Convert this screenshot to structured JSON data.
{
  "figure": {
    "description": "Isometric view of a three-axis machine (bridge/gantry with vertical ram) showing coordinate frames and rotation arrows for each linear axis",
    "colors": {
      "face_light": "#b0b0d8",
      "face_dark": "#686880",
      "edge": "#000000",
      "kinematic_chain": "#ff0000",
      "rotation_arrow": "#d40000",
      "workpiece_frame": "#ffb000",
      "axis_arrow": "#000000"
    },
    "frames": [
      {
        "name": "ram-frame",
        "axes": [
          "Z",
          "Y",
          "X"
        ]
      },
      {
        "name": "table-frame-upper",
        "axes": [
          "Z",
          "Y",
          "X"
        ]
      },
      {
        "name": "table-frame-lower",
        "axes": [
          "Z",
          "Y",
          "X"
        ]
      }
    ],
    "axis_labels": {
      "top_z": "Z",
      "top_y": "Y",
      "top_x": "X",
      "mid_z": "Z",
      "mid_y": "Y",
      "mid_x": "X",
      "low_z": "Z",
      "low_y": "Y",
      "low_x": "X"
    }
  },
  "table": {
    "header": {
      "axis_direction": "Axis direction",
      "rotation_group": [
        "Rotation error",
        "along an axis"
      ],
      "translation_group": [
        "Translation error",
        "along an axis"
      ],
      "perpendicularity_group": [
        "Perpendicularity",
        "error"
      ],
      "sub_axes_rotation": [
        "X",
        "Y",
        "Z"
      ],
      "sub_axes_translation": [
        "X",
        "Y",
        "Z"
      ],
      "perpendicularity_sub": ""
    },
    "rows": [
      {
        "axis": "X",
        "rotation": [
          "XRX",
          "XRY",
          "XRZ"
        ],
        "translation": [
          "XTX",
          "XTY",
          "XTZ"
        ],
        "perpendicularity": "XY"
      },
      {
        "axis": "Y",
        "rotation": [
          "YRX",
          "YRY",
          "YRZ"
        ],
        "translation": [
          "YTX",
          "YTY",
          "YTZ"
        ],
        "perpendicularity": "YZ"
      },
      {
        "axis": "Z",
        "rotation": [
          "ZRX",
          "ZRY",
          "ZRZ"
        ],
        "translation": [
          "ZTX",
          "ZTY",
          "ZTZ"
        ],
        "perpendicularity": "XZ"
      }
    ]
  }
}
++++++++++
Produce a verbatim transcription of the entries above.

Convert this screenshot to structured JSON data.
{
  "figure": {
    "description": "Isometric view of a three-axis machine (bridge/gantry with vertical ram) showing coordinate frames and rotation arrows for each linear axis",
    "colors": {
      "face_light": "#b0b0d8",
      "face_dark": "#686880",
      "edge": "#000000",
      "kinematic_chain": "#ff0000",
      "rotation_arrow": "#d40000",
      "workpiece_frame": "#ffb000",
      "axis_arrow": "#000000"
    },
    "frames": [
      {
        "name": "ram-frame",
        "axes": [
          "Z",
          "Y",
          "X"
        ]
      },
      {
        "name": "table-frame-upper",
        "axes": [
          "Z",
          "Y",
          "X"
        ]
      },
      {
        "name": "table-frame-lower",
        "axes": [
          "Z",
          "Y",
          "X"
        ]
      }
    ],
    "axis_labels": {
      "top_z": "Z",
      "top_y": "Y",
      "top_x": "X",
      "mid_z": "Z",
      "mid_y": "Y",
      "mid_x": "X",
      "low_z": "Z",
      "low_y": "Y",
      "low_x": "X"
    }
  },
  "table": {
    "header": {
      "axis_direction": "Axis direction",
      "rotation_group": [
        "Rotation error",
        "along an axis"
      ],
      "translation_group": [
        "Translation error",
        "along an axis"
      ],
      "perpendicularity_group": [
        "Perpendicularity",
        "error"
      ],
      "sub_axes_rotation": [
        "X",
        "Y",
        "Z"
      ],
      "sub_axes_translation": [
        "X",
        "Y",
        "Z"
      ],
      "perpendicularity_sub": ""
    },
    "rows": [
      {
        "axis": "X",
        "rotation": [
          "XRX",
          "XRY",
          "XRZ"
        ],
        "translation": [
          "XTX",
          "XTY",
          "XTZ"
        ],
        "perpendicularity": "XY"
      },
      {
        "axis": "Y",
        "rotation": [
          "YRX",
          "YRY",
          "YRZ"
        ],
        "translation": [
          "YTX",
          "YTY",
          "YTZ"
        ],
        "perpendicularity": "YZ"
      },
      {
        "axis": "Z",
        "rotation": [
          "ZRX",
          "ZRY",
          "ZRZ"
        ],
        "translation": [
          "ZTX",
          "ZTY",
          "ZTZ"
        ],
        "perpendicularity": "XZ"
      }
    ]
  }
}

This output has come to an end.